Type out the data exactly as given. Skip any image.

#### [Raw records]
>>>

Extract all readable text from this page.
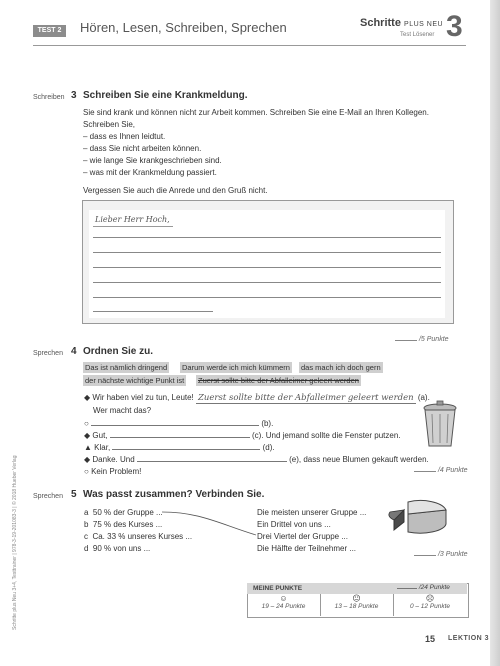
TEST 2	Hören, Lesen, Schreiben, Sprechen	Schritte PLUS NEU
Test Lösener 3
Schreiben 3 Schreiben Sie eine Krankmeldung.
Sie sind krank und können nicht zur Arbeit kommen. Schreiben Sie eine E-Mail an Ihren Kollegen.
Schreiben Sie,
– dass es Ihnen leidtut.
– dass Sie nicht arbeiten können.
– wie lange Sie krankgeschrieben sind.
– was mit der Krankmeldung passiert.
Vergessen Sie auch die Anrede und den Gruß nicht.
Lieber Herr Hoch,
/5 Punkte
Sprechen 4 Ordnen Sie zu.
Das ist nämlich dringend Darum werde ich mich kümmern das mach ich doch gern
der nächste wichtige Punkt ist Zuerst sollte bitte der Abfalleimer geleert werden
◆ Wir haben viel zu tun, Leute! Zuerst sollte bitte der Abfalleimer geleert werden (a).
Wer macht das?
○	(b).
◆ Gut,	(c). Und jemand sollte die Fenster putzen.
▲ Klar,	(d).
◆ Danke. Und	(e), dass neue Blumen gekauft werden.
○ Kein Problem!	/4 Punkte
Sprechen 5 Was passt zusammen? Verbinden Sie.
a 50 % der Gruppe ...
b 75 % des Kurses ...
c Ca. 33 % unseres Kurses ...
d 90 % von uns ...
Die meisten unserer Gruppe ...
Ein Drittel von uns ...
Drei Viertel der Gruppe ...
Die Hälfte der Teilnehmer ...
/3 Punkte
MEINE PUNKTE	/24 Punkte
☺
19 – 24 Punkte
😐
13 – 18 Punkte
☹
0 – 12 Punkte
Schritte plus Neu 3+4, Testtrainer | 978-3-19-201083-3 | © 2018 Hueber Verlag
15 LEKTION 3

<<<

#### [The completed task]
Extract all readable text from this page.
TEST 2	Hören, Lesen, Schreiben, Sprechen	Schritte PLUS NEU
Test Lösener 3
Schreiben 3 Schreiben Sie eine Krankmeldung.
Sie sind krank und können nicht zur Arbeit kommen. Schreiben Sie eine E-Mail an Ihren Kollegen.
Schreiben Sie,
– dass es Ihnen leidtut.
– dass Sie nicht arbeiten können.
– wie lange Sie krankgeschrieben sind.
– was mit der Krankmeldung passiert.
Vergessen Sie auch die Anrede und den Gruß nicht.
Lieber Herr Hoch,
/5 Punkte
Sprechen 4 Ordnen Sie zu.
Das ist nämlich dringend Darum werde ich mich kümmern das mach ich doch gern
der nächste wichtige Punkt ist Zuerst sollte bitte der Abfalleimer geleert werden
◆ Wir haben viel zu tun, Leute! Zuerst sollte bitte der Abfalleimer geleert werden (a).
Wer macht das?
○	(b).
◆ Gut,	(c). Und jemand sollte die Fenster putzen.
▲ Klar,	(d).
◆ Danke. Und	(e), dass neue Blumen gekauft werden.
○ Kein Problem!	/4 Punkte
Sprechen 5 Was passt zusammen? Verbinden Sie.
a 50 % der Gruppe ...
b 75 % des Kurses ...
c Ca. 33 % unseres Kurses ...
d 90 % von uns ...
Die meisten unserer Gruppe ...
Ein Drittel von uns ...
Drei Viertel der Gruppe ...
Die Hälfte der Teilnehmer ...
/3 Punkte
MEINE PUNKTE	/24 Punkte
☺
19 – 24 Punkte
😐
13 – 18 Punkte
☹
0 – 12 Punkte
Schritte plus Neu 3+4, Testtrainer | 978-3-19-201083-3 | © 2018 Hueber Verlag
15 LEKTION 3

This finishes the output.